* [Problem details]: Rewrite the material below, from its start through the line containing "pin-success-label: Success bbox=[1177, 136, 1218, 147]", as a JSON list of strings with one string per line and blank lines omitted. Leave out everything after that line.

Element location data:
────────────────
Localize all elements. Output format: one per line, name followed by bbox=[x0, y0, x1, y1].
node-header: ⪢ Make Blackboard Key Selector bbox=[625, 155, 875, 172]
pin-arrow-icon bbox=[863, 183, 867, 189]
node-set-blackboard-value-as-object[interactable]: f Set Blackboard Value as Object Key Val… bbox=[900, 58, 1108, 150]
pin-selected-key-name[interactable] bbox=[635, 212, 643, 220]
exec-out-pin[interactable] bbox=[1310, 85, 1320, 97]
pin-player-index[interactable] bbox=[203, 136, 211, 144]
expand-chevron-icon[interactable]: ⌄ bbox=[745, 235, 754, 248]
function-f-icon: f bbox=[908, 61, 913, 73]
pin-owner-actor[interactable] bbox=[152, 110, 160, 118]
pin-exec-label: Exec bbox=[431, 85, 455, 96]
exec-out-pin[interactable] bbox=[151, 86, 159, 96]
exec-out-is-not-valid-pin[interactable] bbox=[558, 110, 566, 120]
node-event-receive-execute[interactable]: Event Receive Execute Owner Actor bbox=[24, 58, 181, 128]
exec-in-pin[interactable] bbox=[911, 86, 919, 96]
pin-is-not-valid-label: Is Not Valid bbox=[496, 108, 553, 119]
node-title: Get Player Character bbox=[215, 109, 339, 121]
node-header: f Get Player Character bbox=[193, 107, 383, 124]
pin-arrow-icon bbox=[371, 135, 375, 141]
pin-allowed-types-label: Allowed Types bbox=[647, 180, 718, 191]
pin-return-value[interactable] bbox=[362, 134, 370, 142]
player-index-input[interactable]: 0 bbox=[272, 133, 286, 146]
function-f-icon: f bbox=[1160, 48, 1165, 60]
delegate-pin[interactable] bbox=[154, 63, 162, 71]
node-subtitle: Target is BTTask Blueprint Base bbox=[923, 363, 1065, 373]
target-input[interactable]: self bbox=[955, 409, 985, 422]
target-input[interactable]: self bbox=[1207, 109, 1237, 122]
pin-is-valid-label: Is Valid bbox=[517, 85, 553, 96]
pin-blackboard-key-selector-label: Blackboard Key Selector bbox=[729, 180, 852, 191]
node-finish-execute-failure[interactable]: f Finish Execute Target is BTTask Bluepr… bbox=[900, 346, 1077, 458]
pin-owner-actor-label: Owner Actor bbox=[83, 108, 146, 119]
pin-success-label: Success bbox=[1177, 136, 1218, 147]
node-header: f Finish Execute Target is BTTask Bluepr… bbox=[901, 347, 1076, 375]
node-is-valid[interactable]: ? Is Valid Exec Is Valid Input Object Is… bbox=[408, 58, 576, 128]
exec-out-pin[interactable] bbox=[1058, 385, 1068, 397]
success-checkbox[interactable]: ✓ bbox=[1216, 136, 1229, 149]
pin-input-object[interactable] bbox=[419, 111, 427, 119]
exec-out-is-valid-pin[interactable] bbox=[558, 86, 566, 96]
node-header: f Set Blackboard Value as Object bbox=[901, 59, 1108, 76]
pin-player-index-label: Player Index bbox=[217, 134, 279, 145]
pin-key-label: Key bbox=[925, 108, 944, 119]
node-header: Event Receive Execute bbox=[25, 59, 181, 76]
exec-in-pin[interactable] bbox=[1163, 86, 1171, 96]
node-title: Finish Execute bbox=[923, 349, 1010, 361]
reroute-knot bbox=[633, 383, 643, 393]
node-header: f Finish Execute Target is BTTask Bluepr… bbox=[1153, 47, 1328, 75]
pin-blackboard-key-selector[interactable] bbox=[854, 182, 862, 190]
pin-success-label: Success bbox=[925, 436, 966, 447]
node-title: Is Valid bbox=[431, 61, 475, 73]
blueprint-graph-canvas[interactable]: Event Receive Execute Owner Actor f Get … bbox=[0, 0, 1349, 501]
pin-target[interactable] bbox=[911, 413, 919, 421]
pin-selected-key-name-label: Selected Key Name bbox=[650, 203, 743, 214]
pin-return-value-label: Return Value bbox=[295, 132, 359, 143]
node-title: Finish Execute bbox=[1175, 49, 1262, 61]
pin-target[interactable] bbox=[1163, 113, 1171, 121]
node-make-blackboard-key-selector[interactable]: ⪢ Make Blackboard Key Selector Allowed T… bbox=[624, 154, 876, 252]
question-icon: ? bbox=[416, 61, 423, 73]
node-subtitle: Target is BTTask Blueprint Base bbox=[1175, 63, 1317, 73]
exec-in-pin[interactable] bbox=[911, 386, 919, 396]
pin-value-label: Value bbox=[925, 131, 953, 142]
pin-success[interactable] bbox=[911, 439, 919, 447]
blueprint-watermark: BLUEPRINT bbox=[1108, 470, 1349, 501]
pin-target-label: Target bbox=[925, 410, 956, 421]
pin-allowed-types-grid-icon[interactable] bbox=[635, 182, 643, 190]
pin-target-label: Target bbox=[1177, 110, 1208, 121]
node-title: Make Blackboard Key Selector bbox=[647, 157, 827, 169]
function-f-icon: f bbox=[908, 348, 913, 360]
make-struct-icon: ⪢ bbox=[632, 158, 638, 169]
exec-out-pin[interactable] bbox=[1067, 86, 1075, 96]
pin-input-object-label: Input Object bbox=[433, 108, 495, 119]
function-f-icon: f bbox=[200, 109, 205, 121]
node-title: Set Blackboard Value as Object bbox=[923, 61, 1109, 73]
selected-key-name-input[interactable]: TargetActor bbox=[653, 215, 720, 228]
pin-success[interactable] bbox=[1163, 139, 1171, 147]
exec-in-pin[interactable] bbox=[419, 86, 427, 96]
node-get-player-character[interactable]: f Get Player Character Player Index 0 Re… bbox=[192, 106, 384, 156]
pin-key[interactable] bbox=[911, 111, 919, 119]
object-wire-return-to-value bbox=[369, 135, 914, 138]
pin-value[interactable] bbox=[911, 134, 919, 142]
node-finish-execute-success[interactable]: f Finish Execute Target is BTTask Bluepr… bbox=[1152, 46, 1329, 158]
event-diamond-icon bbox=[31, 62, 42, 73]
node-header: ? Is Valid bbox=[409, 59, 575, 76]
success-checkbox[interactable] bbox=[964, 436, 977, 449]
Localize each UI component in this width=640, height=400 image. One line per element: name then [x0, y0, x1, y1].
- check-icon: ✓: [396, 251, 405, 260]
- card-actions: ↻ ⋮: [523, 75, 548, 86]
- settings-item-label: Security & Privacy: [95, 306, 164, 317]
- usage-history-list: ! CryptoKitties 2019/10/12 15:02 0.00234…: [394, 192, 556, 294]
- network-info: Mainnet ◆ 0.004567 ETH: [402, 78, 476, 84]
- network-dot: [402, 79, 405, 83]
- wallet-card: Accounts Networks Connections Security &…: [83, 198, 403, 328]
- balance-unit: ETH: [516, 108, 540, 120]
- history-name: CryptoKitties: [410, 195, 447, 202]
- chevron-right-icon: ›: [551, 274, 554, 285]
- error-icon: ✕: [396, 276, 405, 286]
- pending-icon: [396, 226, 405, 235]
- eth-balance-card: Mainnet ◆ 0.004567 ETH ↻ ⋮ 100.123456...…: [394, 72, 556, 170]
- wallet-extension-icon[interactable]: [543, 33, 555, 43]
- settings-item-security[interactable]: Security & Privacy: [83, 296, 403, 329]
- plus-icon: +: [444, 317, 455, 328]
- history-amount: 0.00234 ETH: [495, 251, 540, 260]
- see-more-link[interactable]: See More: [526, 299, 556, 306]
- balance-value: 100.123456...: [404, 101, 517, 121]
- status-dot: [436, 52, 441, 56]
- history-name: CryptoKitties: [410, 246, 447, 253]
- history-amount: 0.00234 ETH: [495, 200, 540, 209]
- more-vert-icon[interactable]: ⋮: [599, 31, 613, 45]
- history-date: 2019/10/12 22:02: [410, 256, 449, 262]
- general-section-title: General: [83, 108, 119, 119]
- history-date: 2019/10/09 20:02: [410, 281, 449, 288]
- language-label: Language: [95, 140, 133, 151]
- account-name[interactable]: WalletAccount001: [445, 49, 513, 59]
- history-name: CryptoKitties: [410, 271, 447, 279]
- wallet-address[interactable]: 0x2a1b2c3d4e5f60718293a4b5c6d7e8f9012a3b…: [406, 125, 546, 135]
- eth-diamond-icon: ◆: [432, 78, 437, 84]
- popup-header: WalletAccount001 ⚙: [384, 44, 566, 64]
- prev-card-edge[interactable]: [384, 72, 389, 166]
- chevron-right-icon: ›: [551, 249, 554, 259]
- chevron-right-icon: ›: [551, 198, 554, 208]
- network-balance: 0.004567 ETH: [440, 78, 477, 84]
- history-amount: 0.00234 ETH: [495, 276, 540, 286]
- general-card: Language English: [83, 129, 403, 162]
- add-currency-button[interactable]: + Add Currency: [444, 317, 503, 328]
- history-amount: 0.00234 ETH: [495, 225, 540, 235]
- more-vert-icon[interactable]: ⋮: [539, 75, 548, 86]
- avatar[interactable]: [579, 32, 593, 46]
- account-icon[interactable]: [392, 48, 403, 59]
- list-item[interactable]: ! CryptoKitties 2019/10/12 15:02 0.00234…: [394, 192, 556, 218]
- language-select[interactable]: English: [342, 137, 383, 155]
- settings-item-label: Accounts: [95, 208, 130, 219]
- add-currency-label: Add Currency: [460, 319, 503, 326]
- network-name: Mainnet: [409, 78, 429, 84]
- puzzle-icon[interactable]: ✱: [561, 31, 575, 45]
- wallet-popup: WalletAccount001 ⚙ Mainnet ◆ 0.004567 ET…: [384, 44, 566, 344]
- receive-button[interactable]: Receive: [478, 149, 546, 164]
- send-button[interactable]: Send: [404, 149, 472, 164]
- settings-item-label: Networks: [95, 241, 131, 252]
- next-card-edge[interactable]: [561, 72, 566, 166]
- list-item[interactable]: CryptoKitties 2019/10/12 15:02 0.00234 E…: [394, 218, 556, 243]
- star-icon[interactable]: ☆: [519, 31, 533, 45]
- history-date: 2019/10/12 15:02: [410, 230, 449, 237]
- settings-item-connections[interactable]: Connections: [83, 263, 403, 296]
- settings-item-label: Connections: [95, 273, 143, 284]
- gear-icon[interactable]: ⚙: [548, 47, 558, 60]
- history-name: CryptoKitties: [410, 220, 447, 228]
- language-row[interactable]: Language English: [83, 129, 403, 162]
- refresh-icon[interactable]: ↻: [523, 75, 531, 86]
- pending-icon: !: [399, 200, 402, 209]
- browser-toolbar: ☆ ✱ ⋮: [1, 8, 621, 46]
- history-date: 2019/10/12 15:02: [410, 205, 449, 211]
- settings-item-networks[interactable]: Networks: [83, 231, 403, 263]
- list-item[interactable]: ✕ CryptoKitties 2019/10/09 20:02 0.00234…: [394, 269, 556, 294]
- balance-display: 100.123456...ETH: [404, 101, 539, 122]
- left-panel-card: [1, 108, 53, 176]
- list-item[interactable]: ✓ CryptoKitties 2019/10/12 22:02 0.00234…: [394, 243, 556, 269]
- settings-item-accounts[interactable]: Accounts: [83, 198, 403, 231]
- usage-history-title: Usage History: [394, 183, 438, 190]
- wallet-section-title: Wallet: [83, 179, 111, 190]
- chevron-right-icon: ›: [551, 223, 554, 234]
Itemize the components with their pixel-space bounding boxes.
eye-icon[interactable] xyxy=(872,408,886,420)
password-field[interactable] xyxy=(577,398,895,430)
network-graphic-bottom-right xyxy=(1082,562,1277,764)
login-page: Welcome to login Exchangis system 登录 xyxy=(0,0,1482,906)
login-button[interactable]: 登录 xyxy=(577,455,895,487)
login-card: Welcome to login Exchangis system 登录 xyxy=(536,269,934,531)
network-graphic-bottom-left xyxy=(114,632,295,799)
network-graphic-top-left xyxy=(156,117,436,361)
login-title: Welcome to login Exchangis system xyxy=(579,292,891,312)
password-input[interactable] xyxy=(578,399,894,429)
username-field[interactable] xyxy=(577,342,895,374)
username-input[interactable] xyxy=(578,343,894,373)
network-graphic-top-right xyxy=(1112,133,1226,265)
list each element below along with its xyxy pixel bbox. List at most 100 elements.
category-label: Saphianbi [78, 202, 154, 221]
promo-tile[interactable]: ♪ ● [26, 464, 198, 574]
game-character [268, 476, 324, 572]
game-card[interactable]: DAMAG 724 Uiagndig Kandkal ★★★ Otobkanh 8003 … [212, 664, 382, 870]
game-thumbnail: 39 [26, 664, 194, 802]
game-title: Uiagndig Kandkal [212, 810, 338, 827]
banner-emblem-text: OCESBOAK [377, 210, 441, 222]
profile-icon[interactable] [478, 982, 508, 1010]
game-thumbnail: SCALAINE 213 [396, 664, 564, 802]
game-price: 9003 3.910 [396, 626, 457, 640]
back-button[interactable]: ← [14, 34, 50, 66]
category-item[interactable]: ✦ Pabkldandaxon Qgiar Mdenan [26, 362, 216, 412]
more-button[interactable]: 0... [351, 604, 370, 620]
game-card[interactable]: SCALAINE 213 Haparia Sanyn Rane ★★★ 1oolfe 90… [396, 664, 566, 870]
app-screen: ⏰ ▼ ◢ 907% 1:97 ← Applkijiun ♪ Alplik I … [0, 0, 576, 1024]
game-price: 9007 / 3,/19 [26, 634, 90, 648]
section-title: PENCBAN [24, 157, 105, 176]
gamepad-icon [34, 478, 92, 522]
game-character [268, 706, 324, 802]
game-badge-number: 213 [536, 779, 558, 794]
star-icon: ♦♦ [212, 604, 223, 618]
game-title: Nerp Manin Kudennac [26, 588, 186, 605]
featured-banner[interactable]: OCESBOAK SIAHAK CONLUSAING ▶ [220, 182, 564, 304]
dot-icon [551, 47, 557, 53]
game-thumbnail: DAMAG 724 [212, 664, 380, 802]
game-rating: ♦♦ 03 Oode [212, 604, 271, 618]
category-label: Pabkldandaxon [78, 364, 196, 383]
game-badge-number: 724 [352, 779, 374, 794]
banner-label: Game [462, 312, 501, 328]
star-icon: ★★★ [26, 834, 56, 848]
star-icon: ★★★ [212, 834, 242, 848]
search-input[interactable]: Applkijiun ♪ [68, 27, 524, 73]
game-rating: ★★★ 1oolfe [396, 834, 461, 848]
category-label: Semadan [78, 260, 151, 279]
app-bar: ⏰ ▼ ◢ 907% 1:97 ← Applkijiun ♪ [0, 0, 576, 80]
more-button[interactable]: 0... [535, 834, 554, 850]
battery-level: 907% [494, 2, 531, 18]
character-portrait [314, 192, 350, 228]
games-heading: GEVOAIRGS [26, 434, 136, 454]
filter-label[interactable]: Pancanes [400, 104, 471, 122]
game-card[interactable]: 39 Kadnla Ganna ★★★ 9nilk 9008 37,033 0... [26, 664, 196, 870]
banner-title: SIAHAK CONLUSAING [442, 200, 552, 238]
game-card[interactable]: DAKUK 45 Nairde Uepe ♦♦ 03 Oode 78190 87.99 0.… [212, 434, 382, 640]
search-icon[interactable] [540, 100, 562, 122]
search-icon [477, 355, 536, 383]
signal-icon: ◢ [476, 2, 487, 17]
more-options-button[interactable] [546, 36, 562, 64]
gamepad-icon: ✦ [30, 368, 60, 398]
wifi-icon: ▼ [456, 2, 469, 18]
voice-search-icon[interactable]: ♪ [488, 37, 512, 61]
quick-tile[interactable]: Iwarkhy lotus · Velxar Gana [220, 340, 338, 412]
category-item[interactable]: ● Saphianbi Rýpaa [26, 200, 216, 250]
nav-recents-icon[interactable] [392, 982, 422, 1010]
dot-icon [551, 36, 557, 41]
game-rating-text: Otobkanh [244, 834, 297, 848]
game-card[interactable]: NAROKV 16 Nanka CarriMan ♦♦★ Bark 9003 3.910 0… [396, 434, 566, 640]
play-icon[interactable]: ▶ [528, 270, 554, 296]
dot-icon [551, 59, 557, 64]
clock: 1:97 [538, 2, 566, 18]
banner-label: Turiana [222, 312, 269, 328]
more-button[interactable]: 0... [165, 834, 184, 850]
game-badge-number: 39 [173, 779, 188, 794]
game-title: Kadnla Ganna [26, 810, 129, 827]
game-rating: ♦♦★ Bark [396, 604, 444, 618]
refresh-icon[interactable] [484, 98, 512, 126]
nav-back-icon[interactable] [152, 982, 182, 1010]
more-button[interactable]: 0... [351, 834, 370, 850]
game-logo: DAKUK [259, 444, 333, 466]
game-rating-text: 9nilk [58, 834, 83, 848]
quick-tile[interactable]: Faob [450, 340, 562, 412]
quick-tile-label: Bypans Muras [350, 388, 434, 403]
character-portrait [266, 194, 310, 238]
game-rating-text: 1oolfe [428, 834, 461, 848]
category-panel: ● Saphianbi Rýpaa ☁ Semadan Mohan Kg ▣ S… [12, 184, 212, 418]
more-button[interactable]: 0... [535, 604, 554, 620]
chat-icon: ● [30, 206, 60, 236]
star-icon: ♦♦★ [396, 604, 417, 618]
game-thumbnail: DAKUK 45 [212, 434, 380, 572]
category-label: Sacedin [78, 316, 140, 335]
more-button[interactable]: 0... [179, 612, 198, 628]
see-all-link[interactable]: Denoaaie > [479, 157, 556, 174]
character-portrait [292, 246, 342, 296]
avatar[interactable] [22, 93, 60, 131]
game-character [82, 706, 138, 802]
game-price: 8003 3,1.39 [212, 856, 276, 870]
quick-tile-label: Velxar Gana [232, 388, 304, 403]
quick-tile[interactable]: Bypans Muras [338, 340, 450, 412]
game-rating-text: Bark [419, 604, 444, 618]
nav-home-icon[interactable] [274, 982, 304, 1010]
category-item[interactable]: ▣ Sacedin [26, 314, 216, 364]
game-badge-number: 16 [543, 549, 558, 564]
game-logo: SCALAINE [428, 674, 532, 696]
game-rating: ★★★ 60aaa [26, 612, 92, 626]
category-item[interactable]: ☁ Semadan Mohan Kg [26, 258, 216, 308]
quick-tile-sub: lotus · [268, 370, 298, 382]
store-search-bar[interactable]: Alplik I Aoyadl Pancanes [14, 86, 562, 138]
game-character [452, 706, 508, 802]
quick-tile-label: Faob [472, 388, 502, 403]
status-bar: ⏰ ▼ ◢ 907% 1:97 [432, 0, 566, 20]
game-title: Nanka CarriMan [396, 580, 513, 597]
────────────────
* [Finished answer]:
[
  "Localize all elements. Output format: one per line, name followed by bbox=[x0, y0, x1, y1].",
  "node-header: ⪢ Make Blackboard Key Selector bbox=[625, 155, 875, 172]",
  "pin-arrow-icon bbox=[863, 183, 867, 189]",
  "node-set-blackboard-value-as-object[interactable]: f Set Blackboard Value as Object Key Val… bbox=[900, 58, 1108, 150]",
  "pin-selected-key-name[interactable] bbox=[635, 212, 643, 220]",
  "exec-out-pin[interactable] bbox=[1310, 85, 1320, 97]",
  "pin-player-index[interactable] bbox=[203, 136, 211, 144]",
  "expand-chevron-icon[interactable]: ⌄ bbox=[745, 235, 754, 248]",
  "function-f-icon: f bbox=[908, 61, 913, 73]",
  "pin-owner-actor[interactable] bbox=[152, 110, 160, 118]",
  "pin-exec-label: Exec bbox=[431, 85, 455, 96]",
  "exec-out-pin[interactable] bbox=[151, 86, 159, 96]",
  "exec-out-is-not-valid-pin[interactable] bbox=[558, 110, 566, 120]",
  "node-event-receive-execute[interactable]: Event Receive Execute Owner Actor bbox=[24, 58, 181, 128]",
  "exec-in-pin[interactable] bbox=[911, 86, 919, 96]",
  "pin-is-not-valid-label: Is Not Valid bbox=[496, 108, 553, 119]",
  "node-title: Get Player Character bbox=[215, 109, 339, 121]",
  "node-header: f Get Player Character bbox=[193, 107, 383, 124]",
  "pin-arrow-icon bbox=[371, 135, 375, 141]",
  "pin-allowed-types-label: Allowed Types bbox=[647, 180, 718, 191]",
  "pin-return-value[interactable] bbox=[362, 134, 370, 142]",
  "player-index-input[interactable]: 0 bbox=[272, 133, 286, 146]",
  "function-f-icon: f bbox=[1160, 48, 1165, 60]",
  "delegate-pin[interactable] bbox=[154, 63, 162, 71]",
  "node-subtitle: Target is BTTask Blueprint Base bbox=[923, 363, 1065, 373]",
  "target-input[interactable]: self bbox=[955, 409, 985, 422]",
  "target-input[interactable]: self bbox=[1207, 109, 1237, 122]",
  "pin-is-valid-label: Is Valid bbox=[517, 85, 553, 96]",
  "pin-blackboard-key-selector-label: Blackboard Key Selector bbox=[729, 180, 852, 191]",
  "node-finish-execute-failure[interactable]: f Finish Execute Target is BTTask Bluepr… bbox=[900, 346, 1077, 458]",
  "pin-owner-actor-label: Owner Actor bbox=[83, 108, 146, 119]",
  "pin-success-label: Success bbox=[1177, 136, 1218, 147]"
]